◆ **正文部分**
- - -

随机矩阵理论(I): 综述

随机矩阵理论自一开始就注重理论联系实际，随着时间发展已经深入到很多学科领域，如随机过程，PDE，数论，统计，图论，医药，生物，图像处理，神经科学，金融，信号处理，无线通信，甚至机器学习，深度学习等计算机科学中。因此，我们很难毫无疏漏地把RMT讲述清楚。下面，我将RMT分成几个不同部分来写，不定期地推出。本文是随机矩阵理论系列的第一篇文章，主要描述一些产生背景，发展过程和几个重要的定理定律及其证明方法。

什么是随机矩阵

A random matrix is a matrix-valued random variable—that is, a matrix some or all of whose elements are random variables.

For more details, see Persi Diaconis(2005), What is ... a random matrix? or Romain Couillet and Merouane Debbah(2011), Random Matrix Methods for Wireless Communications

预备知识

矩阵论
微积分
概率论

简史

史前：Fisher，PL Hsu，Wishart，Von Neumann，LK Hua
创世[1950s]：E. Wigner
第一阶段[1950s-1980s]：Dyson，Marcenko-Pastur，Erdos-Renyi，M Mehta，Muirhead
第二阶段[late 1980s]：Nick Trefethen，Alan Edelman，Tracy-Widom，Zhidong Bai，[Smale(1985)]，Silverstein，Peter Forrester，Persi Diaconis
第三阶段[2000s-]：Terence Tao，Donoho，Percy Deift，Tropp，HorngTzer Yau，Vu，Raj Rao Nadakuditi，Dimitris Achlioptas，Couillet，Robert Qiu，Sheehan Olver，Thomas Trogdon，Pennington

For more details, see for example Yan Fyodorov

Distributions

Wigner半圆定律[bulk statistics]

the probability distribution supported on the interval [−R, R] the graph of whose probability density function f is a semicircle of radius R centered at (0, 0) and then suitably normalized (so that it is really a semi-ellipse)

- - -

◆ **所列记录**
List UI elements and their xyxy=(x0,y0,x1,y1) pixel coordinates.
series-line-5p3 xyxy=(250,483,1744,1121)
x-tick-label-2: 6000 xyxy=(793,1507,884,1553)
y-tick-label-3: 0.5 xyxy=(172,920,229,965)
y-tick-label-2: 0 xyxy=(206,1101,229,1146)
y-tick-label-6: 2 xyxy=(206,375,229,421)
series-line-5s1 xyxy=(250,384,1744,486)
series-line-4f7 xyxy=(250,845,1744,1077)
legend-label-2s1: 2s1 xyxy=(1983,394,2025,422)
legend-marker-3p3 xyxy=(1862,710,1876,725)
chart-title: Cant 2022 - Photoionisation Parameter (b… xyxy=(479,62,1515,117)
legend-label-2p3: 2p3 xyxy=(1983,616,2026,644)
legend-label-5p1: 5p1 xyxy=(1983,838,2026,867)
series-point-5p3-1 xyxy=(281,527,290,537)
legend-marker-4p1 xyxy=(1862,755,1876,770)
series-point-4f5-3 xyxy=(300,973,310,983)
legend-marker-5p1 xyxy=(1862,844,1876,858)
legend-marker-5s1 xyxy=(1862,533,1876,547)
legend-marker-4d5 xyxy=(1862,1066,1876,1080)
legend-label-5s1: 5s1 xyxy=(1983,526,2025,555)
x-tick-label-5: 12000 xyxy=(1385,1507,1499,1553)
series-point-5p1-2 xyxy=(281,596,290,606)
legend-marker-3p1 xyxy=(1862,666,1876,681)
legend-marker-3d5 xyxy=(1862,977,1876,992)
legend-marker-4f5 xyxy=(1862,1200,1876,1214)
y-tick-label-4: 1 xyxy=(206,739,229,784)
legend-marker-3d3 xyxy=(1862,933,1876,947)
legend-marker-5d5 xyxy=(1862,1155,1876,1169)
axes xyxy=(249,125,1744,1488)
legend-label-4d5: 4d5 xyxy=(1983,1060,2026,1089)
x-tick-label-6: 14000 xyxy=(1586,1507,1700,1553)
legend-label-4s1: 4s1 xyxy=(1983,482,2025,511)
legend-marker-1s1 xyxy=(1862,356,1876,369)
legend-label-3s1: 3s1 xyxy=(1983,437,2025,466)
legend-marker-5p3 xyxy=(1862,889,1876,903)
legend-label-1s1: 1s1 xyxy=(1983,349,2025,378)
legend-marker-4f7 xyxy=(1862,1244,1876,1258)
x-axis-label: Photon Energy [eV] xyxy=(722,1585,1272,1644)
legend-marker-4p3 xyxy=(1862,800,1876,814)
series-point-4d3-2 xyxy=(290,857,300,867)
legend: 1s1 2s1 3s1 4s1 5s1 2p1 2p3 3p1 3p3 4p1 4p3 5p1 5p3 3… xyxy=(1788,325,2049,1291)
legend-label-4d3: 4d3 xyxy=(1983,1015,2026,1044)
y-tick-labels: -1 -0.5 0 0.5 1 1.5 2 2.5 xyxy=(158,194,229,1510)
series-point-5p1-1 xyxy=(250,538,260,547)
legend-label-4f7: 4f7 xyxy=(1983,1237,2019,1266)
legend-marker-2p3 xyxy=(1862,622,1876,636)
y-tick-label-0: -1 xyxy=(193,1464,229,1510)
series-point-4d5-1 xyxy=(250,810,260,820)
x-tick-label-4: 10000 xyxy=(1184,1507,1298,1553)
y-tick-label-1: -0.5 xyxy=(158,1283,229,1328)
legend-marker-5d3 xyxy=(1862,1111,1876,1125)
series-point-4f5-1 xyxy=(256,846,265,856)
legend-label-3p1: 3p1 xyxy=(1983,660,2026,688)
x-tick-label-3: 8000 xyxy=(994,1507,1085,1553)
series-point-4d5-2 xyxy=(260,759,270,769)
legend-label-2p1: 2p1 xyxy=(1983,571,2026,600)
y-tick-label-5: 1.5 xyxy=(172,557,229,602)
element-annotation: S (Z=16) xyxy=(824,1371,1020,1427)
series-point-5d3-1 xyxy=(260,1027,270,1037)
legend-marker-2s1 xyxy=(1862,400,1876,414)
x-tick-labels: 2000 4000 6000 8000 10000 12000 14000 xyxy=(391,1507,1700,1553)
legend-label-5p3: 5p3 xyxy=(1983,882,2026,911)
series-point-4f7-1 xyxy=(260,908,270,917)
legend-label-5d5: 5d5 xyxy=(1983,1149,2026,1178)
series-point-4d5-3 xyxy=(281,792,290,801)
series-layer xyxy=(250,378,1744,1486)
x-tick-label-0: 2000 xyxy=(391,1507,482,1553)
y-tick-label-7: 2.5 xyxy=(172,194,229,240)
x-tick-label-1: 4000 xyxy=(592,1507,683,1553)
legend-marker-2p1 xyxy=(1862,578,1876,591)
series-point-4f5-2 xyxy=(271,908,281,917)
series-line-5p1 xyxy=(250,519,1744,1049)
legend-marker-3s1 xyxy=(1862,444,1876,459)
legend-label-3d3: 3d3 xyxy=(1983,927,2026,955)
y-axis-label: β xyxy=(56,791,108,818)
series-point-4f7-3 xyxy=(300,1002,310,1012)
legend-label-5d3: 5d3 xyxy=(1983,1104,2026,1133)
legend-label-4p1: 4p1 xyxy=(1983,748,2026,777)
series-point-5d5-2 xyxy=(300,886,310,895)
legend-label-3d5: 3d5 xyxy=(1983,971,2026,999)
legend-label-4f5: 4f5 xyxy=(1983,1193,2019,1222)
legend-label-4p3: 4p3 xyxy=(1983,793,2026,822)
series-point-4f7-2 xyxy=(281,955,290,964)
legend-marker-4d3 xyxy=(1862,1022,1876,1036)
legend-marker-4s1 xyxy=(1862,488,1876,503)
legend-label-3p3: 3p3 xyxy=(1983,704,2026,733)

- - -

◆ **任务说明**
1. 按照正文，学习随机矩阵理论需要哪些预备知识？
2. 把记录中从第一行到含有"y-tick-label-2: 0 xyxy=(206,1101,229,1146)"的那一行排成编号列表，首尾两行都算在内，空行不计。
正文和记录分别取自不同的来源。

◆ **最终结果**
1. 矩阵论、微积分、概率论。

2.
1. List UI elements and their xyxy=(x0,y0,x1,y1) pixel coordinates.
2. series-line-5p3 xyxy=(250,483,1744,1121)
3. x-tick-label-2: 6000 xyxy=(793,1507,884,1553)
4. y-tick-label-3: 0.5 xyxy=(172,920,229,965)
5. y-tick-label-2: 0 xyxy=(206,1101,229,1146)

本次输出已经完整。